**Task input**
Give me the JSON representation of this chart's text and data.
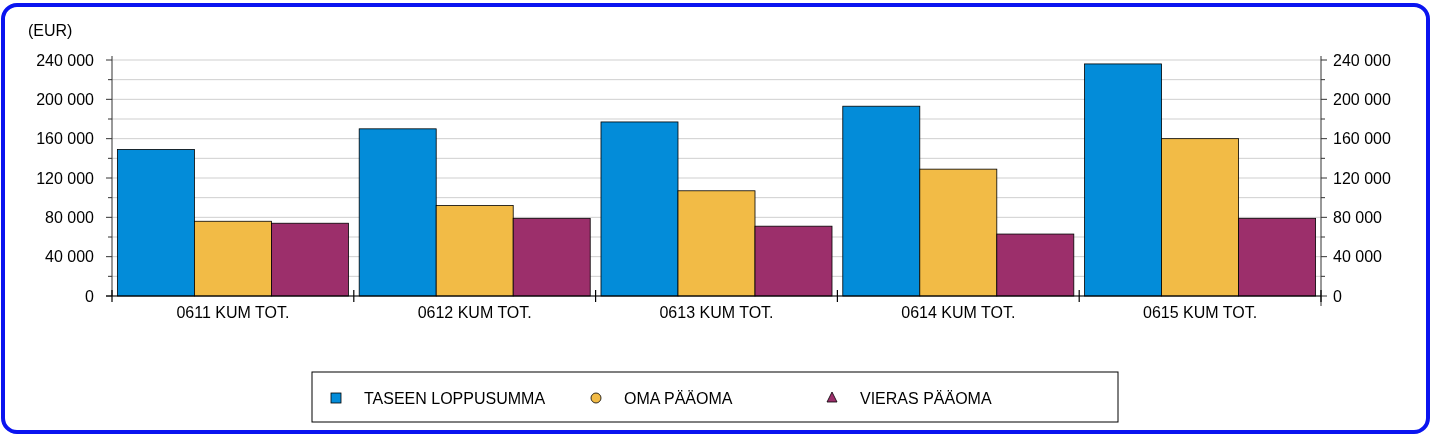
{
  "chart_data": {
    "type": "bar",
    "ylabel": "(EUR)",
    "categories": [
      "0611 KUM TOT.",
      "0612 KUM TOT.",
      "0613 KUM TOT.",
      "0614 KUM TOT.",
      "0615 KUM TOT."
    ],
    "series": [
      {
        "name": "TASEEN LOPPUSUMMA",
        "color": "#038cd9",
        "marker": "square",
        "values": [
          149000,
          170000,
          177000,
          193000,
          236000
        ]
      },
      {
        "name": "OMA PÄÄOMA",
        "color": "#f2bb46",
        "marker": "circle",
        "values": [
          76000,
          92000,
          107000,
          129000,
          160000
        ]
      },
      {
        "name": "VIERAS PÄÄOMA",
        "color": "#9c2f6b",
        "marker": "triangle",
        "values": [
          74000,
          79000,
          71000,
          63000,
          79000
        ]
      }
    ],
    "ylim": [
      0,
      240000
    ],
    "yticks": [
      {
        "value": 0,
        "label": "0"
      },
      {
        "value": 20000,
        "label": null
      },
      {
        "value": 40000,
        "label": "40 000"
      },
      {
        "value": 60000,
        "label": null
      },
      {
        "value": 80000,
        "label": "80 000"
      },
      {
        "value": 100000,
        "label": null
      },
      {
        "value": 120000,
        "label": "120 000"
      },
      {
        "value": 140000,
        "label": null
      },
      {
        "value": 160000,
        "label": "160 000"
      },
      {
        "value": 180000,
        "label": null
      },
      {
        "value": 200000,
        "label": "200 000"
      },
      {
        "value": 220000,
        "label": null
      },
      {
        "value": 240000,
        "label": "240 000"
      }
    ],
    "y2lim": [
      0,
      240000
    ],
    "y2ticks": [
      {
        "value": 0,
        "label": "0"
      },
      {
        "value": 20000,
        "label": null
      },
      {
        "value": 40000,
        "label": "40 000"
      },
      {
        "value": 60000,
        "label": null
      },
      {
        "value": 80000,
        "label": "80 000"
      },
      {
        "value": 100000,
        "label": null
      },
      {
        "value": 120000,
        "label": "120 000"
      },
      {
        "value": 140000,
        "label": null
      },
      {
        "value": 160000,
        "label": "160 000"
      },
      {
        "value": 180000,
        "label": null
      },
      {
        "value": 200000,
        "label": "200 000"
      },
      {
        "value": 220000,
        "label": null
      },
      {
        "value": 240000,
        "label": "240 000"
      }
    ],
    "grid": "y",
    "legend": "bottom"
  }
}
* * *
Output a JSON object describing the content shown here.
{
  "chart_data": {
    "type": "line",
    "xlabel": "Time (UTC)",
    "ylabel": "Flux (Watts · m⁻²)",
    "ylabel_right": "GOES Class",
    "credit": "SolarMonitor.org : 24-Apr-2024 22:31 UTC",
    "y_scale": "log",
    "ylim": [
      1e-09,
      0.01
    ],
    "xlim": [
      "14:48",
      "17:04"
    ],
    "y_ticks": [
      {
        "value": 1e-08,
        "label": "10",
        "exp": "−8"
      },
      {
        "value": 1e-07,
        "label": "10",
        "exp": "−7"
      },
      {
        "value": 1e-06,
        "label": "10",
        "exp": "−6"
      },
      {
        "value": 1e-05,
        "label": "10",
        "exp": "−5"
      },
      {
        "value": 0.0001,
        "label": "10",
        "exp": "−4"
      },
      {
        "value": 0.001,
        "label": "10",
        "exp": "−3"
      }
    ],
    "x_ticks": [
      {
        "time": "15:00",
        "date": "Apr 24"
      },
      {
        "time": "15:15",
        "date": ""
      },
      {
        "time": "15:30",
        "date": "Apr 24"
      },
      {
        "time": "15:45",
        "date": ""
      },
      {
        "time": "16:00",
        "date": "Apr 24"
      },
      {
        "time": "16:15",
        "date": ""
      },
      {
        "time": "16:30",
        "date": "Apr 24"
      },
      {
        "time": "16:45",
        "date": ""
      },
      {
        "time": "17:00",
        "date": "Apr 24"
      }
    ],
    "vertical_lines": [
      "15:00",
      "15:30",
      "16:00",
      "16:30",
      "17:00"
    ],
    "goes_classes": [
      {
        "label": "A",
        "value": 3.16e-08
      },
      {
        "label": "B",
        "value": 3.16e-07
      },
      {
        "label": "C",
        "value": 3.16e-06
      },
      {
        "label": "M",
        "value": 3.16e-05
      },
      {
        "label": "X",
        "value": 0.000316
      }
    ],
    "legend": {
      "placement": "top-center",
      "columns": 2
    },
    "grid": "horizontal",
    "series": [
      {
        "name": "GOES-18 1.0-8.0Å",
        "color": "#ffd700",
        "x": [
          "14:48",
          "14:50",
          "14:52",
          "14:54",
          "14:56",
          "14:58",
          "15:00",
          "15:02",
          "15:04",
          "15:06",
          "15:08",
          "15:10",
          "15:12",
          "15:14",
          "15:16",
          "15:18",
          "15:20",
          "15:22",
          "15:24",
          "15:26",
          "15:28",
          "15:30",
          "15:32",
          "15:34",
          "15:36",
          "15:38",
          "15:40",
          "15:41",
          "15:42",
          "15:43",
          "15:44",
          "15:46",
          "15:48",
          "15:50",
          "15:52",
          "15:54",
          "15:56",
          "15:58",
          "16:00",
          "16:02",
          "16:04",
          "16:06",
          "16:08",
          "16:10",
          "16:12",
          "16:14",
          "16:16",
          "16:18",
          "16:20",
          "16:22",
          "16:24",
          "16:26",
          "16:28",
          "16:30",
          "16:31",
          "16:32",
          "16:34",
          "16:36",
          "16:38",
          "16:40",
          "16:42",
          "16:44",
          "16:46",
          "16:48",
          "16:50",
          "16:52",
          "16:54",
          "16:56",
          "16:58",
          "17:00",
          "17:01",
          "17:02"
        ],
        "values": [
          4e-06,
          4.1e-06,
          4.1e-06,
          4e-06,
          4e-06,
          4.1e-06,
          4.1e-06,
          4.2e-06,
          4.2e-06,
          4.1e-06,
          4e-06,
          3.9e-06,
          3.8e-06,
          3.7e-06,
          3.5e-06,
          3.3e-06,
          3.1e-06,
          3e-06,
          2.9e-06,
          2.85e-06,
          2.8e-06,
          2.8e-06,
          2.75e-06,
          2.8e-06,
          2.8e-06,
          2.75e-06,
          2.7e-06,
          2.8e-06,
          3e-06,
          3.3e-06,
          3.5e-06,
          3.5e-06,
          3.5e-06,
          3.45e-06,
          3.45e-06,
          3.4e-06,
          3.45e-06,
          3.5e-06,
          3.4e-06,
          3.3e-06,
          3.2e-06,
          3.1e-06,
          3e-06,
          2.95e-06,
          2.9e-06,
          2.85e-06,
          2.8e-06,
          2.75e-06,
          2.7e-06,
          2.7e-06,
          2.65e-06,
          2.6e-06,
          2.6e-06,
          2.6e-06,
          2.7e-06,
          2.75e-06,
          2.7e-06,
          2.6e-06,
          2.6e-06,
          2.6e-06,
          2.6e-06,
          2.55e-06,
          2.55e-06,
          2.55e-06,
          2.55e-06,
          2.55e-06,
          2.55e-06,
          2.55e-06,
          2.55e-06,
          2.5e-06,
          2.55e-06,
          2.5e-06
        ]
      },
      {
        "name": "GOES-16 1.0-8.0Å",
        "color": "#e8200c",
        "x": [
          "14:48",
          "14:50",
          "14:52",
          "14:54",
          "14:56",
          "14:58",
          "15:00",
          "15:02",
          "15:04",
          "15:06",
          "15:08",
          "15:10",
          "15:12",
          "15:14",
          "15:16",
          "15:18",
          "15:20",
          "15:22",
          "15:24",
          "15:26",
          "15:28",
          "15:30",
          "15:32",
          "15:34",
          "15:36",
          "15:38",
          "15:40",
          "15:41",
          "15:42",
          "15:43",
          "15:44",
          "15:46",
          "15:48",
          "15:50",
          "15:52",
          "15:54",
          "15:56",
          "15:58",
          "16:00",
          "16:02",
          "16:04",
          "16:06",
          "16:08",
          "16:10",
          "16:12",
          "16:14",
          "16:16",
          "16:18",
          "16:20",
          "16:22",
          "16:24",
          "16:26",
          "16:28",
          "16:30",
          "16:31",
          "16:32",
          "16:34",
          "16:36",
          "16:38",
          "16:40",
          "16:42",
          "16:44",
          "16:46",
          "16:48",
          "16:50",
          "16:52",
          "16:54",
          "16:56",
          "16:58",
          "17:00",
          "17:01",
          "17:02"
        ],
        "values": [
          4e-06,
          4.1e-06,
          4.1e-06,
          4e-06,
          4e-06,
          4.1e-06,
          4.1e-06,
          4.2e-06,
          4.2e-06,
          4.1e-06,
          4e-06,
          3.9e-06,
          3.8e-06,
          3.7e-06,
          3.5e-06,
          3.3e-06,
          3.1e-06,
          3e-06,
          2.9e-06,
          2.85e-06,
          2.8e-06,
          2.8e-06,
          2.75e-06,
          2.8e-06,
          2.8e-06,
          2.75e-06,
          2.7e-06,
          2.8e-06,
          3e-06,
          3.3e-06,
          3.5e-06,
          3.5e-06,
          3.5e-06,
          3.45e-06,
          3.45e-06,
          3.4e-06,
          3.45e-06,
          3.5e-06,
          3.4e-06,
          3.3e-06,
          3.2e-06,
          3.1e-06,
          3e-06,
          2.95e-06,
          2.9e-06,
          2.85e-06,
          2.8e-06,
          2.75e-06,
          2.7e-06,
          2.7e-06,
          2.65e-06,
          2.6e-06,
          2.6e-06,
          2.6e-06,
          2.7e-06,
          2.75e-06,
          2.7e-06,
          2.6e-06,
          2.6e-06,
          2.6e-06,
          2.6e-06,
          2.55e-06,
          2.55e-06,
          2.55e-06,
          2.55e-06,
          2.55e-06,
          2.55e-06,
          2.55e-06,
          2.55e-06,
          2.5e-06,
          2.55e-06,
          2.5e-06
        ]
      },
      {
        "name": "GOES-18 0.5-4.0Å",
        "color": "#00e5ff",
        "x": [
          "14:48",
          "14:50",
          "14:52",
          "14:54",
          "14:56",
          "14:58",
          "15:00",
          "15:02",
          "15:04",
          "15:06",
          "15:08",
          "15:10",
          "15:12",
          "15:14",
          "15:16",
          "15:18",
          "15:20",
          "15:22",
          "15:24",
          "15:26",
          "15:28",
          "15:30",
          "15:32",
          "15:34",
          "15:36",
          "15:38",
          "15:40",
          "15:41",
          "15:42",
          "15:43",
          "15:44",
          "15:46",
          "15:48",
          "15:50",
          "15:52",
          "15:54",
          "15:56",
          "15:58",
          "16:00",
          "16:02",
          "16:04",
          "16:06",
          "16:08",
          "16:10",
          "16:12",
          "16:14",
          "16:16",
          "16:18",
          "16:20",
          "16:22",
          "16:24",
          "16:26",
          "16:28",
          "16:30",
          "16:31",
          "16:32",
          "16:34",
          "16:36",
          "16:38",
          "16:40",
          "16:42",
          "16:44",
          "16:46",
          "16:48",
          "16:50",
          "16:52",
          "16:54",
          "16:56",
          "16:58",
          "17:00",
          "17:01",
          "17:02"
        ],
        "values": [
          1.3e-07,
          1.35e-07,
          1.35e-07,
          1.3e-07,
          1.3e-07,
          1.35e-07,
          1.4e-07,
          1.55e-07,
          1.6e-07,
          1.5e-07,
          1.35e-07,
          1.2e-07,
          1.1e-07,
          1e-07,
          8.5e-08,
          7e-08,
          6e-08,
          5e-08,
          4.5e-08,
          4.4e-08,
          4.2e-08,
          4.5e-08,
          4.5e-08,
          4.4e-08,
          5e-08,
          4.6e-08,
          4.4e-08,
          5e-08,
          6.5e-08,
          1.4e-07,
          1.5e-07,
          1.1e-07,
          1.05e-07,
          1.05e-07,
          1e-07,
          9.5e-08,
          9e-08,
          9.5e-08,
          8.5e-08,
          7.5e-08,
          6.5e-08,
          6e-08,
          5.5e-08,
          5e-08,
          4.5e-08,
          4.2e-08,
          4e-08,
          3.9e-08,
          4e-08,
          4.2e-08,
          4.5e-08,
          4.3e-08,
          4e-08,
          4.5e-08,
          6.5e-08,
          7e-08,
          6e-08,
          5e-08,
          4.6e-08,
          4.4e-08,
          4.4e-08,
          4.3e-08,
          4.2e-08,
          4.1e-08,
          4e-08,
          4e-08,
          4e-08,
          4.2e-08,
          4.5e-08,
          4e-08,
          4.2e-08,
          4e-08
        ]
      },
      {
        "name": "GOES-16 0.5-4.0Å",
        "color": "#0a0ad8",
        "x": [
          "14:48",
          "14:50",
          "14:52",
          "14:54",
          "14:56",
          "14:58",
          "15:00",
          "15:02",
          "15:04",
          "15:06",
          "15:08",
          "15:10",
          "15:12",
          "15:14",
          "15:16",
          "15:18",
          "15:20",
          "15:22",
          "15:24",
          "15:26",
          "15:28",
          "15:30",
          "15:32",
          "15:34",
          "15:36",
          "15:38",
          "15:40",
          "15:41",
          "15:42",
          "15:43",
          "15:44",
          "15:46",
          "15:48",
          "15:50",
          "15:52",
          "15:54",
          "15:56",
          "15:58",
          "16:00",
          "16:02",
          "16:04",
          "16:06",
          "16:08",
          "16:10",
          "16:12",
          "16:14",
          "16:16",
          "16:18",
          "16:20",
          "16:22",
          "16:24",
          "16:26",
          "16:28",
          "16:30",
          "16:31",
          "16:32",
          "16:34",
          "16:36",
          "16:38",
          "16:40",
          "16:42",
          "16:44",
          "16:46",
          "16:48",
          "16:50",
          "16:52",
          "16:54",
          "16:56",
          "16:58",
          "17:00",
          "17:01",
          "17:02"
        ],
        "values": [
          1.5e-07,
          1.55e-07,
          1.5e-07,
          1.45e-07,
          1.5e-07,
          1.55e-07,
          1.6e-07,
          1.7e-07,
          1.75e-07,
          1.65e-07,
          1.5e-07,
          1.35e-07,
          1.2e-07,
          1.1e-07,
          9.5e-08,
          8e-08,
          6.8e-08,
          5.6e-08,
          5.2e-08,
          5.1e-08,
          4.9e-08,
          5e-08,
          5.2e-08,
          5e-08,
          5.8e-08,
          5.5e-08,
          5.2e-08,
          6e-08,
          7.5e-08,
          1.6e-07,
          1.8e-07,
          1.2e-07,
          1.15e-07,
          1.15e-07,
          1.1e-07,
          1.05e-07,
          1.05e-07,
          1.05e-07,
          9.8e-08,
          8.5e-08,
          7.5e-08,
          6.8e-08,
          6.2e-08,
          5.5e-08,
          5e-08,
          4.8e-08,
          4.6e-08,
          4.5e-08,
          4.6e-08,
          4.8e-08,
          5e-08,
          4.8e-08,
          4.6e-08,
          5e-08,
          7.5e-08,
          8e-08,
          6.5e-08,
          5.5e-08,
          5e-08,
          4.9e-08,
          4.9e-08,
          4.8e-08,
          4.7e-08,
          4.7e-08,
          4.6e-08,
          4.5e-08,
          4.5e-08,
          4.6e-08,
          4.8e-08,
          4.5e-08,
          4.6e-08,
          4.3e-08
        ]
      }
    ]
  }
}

**The task**
State the number of lines in the records that include "JSON", and write nothing else.

**Solution for this exercise**
2